* start *

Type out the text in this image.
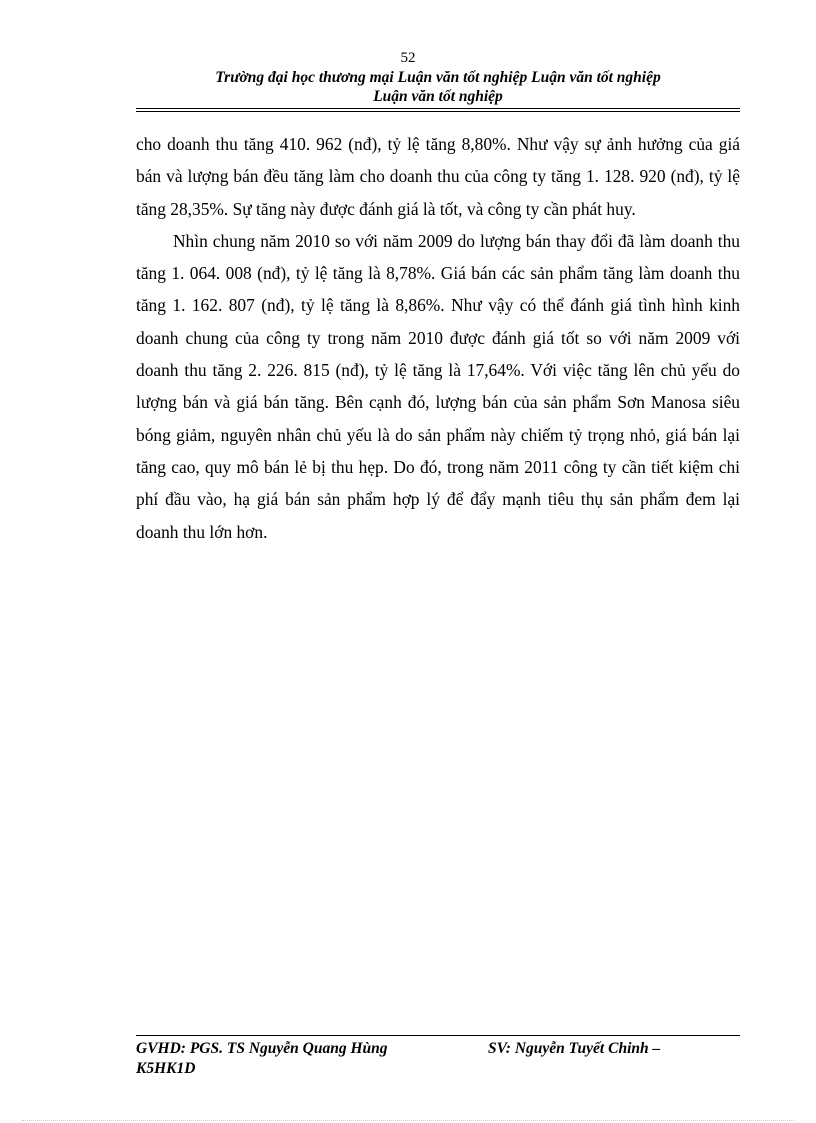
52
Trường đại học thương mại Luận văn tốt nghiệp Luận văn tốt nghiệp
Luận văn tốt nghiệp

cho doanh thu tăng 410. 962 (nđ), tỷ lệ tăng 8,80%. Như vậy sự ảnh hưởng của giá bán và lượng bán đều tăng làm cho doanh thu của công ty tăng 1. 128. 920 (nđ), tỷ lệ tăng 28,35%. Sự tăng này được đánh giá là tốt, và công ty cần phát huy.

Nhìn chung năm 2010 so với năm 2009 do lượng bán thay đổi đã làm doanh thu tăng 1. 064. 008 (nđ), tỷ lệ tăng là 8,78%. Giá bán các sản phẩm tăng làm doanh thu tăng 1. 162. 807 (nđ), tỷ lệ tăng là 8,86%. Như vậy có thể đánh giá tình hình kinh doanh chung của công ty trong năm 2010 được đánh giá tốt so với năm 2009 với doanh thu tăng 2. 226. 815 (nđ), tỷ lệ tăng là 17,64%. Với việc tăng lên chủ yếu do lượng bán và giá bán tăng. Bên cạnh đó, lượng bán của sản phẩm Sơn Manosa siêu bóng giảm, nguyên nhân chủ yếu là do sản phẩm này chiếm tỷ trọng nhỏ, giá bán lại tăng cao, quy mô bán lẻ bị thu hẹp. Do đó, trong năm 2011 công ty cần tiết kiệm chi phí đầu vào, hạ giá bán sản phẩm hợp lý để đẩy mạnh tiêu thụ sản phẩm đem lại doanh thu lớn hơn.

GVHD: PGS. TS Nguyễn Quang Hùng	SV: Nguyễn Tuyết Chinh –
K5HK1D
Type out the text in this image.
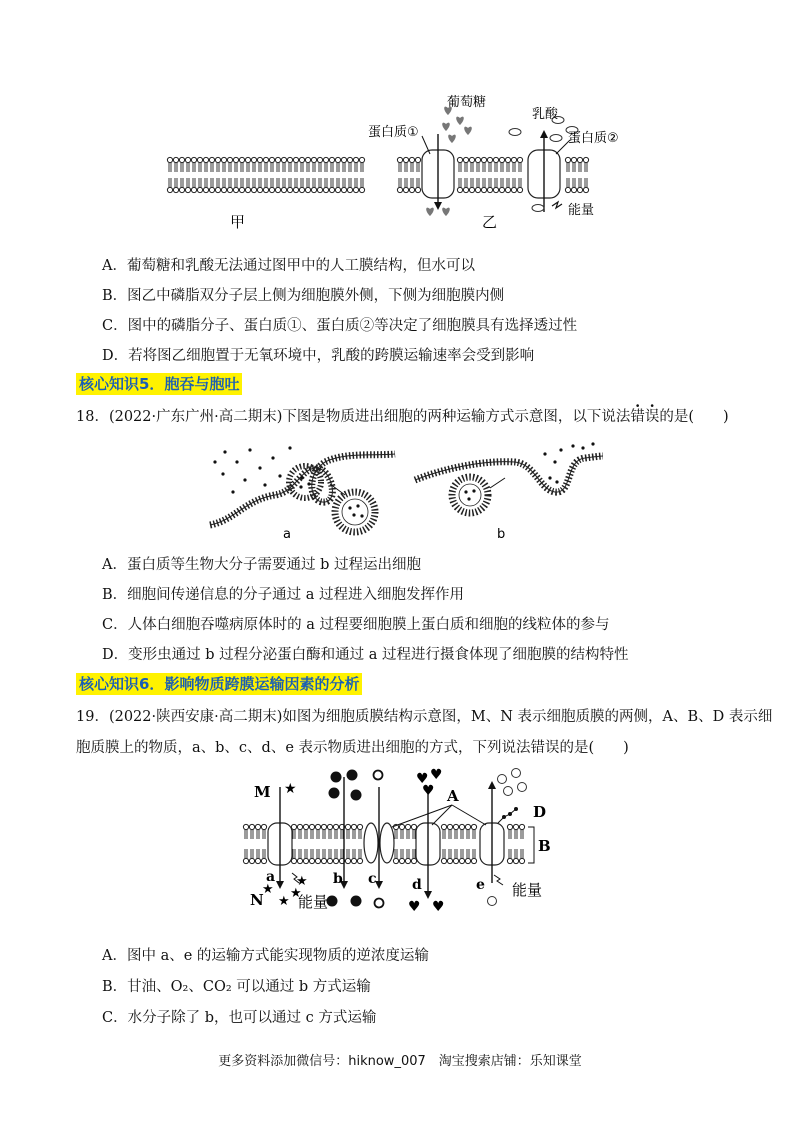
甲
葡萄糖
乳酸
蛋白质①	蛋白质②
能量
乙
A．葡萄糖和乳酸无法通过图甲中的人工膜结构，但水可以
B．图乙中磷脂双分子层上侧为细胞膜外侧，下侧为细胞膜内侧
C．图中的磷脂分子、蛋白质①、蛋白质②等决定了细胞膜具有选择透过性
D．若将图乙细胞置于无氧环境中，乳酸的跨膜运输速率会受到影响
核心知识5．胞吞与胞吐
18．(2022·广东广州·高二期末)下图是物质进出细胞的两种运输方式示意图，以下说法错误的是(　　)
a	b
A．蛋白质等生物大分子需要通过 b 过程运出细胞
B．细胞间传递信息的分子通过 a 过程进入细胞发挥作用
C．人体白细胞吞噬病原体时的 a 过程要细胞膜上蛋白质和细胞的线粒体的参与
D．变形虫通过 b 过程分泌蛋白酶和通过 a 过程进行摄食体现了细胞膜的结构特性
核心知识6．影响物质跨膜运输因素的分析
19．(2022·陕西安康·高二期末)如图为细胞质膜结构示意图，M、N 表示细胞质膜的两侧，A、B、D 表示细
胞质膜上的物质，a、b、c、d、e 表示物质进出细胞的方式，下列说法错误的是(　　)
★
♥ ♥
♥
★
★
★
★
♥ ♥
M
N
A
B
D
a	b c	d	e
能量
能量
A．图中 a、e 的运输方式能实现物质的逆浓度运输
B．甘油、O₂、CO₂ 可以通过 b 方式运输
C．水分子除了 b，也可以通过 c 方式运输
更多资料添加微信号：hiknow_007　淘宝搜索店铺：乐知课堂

* end *

### WHAT THE EXERCISE ASKS:
Please set down each line of the data above exactly as written, without the pictures.

### SOLVED EXERCISE:
Type out the text in this image.
52
Trường đại học thương mại Luận văn tốt nghiệp Luận văn tốt nghiệp
Luận văn tốt nghiệp

cho doanh thu tăng 410. 962 (nđ), tỷ lệ tăng 8,80%. Như vậy sự ảnh hưởng của giá bán và lượng bán đều tăng làm cho doanh thu của công ty tăng 1. 128. 920 (nđ), tỷ lệ tăng 28,35%. Sự tăng này được đánh giá là tốt, và công ty cần phát huy.

Nhìn chung năm 2010 so với năm 2009 do lượng bán thay đổi đã làm doanh thu tăng 1. 064. 008 (nđ), tỷ lệ tăng là 8,78%. Giá bán các sản phẩm tăng làm doanh thu tăng 1. 162. 807 (nđ), tỷ lệ tăng là 8,86%. Như vậy có thể đánh giá tình hình kinh doanh chung của công ty trong năm 2010 được đánh giá tốt so với năm 2009 với doanh thu tăng 2. 226. 815 (nđ), tỷ lệ tăng là 17,64%. Với việc tăng lên chủ yếu do lượng bán và giá bán tăng. Bên cạnh đó, lượng bán của sản phẩm Sơn Manosa siêu bóng giảm, nguyên nhân chủ yếu là do sản phẩm này chiếm tỷ trọng nhỏ, giá bán lại tăng cao, quy mô bán lẻ bị thu hẹp. Do đó, trong năm 2011 công ty cần tiết kiệm chi phí đầu vào, hạ giá bán sản phẩm hợp lý để đẩy mạnh tiêu thụ sản phẩm đem lại doanh thu lớn hơn.

GVHD: PGS. TS Nguyễn Quang Hùng	SV: Nguyễn Tuyết Chinh –
K5HK1D
Type out the text in this image.
甲
葡萄糖
乳酸
蛋白质①	蛋白质②
能量
乙
A．葡萄糖和乳酸无法通过图甲中的人工膜结构，但水可以
B．图乙中磷脂双分子层上侧为细胞膜外侧，下侧为细胞膜内侧
C．图中的磷脂分子、蛋白质①、蛋白质②等决定了细胞膜具有选择透过性
D．若将图乙细胞置于无氧环境中，乳酸的跨膜运输速率会受到影响
核心知识5．胞吞与胞吐
18．(2022·广东广州·高二期末)下图是物质进出细胞的两种运输方式示意图，以下说法错误的是(　　)
a	b
A．蛋白质等生物大分子需要通过 b 过程运出细胞
B．细胞间传递信息的分子通过 a 过程进入细胞发挥作用
C．人体白细胞吞噬病原体时的 a 过程要细胞膜上蛋白质和细胞的线粒体的参与
D．变形虫通过 b 过程分泌蛋白酶和通过 a 过程进行摄食体现了细胞膜的结构特性
核心知识6．影响物质跨膜运输因素的分析
19．(2022·陕西安康·高二期末)如图为细胞质膜结构示意图，M、N 表示细胞质膜的两侧，A、B、D 表示细
胞质膜上的物质，a、b、c、d、e 表示物质进出细胞的方式，下列说法错误的是(　　)
★
♥ ♥
♥
★
★
★
★
♥ ♥
M
N
A
B
D
a	b c	d	e
能量
能量
A．图中 a、e 的运输方式能实现物质的逆浓度运输
B．甘油、O₂、CO₂ 可以通过 b 方式运输
C．水分子除了 b，也可以通过 c 方式运输
更多资料添加微信号：hiknow_007　淘宝搜索店铺：乐知课堂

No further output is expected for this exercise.